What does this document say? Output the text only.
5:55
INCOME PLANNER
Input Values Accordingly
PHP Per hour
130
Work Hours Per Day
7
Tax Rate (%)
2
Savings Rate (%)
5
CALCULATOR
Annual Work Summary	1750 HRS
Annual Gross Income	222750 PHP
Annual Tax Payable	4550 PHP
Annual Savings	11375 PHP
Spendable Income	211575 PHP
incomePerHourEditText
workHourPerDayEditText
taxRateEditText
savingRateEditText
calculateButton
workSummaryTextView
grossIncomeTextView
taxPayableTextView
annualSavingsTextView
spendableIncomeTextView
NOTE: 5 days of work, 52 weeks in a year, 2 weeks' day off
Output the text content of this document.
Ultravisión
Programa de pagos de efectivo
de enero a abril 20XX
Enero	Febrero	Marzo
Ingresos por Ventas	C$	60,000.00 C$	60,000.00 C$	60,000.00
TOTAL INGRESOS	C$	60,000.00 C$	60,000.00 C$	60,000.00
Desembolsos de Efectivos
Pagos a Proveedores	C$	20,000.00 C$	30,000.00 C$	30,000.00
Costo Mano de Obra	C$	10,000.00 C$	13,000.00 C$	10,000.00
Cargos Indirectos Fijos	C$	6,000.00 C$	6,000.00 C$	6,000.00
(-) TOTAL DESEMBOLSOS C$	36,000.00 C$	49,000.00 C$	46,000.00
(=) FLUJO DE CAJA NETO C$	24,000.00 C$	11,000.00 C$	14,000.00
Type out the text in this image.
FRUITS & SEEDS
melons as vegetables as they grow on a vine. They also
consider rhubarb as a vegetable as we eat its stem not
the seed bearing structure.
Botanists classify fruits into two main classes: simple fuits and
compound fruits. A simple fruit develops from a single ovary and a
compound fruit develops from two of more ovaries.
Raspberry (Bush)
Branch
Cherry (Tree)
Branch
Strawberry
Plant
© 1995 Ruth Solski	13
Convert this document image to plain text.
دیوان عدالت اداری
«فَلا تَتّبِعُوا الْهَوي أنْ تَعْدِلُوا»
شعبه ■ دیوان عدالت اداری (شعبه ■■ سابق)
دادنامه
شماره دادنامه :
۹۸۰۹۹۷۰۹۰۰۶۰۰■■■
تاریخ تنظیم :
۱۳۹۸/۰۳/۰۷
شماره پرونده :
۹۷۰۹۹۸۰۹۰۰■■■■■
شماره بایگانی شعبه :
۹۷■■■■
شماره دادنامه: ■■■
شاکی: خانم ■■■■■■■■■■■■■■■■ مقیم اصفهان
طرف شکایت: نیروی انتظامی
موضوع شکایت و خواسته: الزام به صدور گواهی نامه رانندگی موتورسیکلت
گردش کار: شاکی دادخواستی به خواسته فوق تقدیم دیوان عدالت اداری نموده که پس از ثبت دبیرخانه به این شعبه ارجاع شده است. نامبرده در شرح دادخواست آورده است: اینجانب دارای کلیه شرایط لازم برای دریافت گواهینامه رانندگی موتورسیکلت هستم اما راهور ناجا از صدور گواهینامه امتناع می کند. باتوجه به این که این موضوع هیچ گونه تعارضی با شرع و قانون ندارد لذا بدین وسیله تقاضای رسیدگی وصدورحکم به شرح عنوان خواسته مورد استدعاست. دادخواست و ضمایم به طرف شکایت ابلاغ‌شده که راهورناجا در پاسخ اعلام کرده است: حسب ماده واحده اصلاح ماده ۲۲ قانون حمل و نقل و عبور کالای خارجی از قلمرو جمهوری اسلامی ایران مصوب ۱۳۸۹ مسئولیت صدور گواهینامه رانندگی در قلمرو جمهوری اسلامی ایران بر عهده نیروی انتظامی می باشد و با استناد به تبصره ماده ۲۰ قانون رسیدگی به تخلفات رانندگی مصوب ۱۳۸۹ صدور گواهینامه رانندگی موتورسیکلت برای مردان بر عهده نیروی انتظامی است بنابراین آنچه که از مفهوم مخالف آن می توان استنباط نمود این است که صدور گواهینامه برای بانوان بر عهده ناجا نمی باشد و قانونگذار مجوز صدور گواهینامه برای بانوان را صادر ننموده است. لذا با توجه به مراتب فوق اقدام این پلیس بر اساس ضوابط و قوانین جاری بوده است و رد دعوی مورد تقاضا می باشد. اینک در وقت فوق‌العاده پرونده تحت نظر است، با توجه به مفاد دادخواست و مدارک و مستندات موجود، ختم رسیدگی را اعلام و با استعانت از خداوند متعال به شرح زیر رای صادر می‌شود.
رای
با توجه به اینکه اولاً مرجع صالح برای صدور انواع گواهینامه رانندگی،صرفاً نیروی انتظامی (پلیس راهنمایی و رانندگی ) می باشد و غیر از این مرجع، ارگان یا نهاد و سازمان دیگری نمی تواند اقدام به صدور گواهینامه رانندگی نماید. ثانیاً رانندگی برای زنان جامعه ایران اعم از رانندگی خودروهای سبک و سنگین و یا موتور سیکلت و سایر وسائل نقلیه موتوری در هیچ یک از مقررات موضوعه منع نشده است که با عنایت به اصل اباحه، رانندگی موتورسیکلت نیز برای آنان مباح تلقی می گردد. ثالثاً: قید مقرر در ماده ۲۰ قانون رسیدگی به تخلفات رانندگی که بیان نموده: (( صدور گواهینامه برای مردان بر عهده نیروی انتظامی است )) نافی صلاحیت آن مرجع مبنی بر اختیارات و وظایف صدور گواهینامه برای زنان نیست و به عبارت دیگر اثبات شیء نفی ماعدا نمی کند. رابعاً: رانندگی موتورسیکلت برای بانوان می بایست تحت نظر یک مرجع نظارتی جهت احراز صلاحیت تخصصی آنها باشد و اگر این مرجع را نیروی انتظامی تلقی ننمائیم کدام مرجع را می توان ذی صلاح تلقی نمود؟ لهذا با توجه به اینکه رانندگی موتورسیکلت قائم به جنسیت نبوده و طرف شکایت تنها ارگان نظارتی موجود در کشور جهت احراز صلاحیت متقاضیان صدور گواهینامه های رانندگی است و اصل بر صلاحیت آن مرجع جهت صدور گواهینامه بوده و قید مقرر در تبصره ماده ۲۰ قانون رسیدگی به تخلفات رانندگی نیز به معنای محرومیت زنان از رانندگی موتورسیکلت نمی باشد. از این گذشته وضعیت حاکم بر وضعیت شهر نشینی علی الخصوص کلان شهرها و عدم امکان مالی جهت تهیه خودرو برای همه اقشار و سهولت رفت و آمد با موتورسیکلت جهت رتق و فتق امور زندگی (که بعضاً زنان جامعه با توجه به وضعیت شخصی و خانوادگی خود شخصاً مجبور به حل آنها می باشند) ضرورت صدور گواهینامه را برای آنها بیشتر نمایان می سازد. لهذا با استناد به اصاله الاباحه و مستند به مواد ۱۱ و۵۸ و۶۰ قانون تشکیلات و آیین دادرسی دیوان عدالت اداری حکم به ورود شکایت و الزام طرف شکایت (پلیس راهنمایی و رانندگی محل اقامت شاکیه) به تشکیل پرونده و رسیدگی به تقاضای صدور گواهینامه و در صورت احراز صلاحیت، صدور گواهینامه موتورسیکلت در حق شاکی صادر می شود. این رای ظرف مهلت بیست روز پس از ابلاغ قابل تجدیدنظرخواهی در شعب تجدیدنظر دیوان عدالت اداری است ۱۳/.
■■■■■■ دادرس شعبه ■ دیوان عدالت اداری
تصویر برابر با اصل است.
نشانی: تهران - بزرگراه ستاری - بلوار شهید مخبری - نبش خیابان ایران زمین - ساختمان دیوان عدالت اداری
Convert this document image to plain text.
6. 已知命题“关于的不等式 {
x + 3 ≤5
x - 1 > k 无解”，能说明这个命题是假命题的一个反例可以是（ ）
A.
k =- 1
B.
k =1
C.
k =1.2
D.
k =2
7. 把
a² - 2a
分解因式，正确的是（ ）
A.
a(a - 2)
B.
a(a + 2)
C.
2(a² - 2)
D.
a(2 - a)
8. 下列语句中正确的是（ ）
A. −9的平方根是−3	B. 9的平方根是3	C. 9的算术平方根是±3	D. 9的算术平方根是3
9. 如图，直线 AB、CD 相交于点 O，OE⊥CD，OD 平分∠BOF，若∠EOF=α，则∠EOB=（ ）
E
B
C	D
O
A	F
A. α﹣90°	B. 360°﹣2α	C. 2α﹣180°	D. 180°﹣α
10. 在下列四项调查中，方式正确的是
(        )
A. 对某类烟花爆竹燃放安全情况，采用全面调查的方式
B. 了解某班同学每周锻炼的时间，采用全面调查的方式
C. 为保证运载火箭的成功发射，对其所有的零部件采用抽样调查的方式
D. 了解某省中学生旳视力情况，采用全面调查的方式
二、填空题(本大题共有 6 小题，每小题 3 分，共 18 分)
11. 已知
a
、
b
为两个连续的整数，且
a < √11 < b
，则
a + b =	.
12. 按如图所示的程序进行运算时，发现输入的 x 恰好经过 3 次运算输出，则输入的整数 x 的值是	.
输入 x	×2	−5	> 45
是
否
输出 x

——————————

Go through the listing above and return every line where the word "document" occurs.

Written answer
What does this document say? Output the text only.
Output the text content of this document.
Convert this document image to plain text.
Convert this document image to plain text.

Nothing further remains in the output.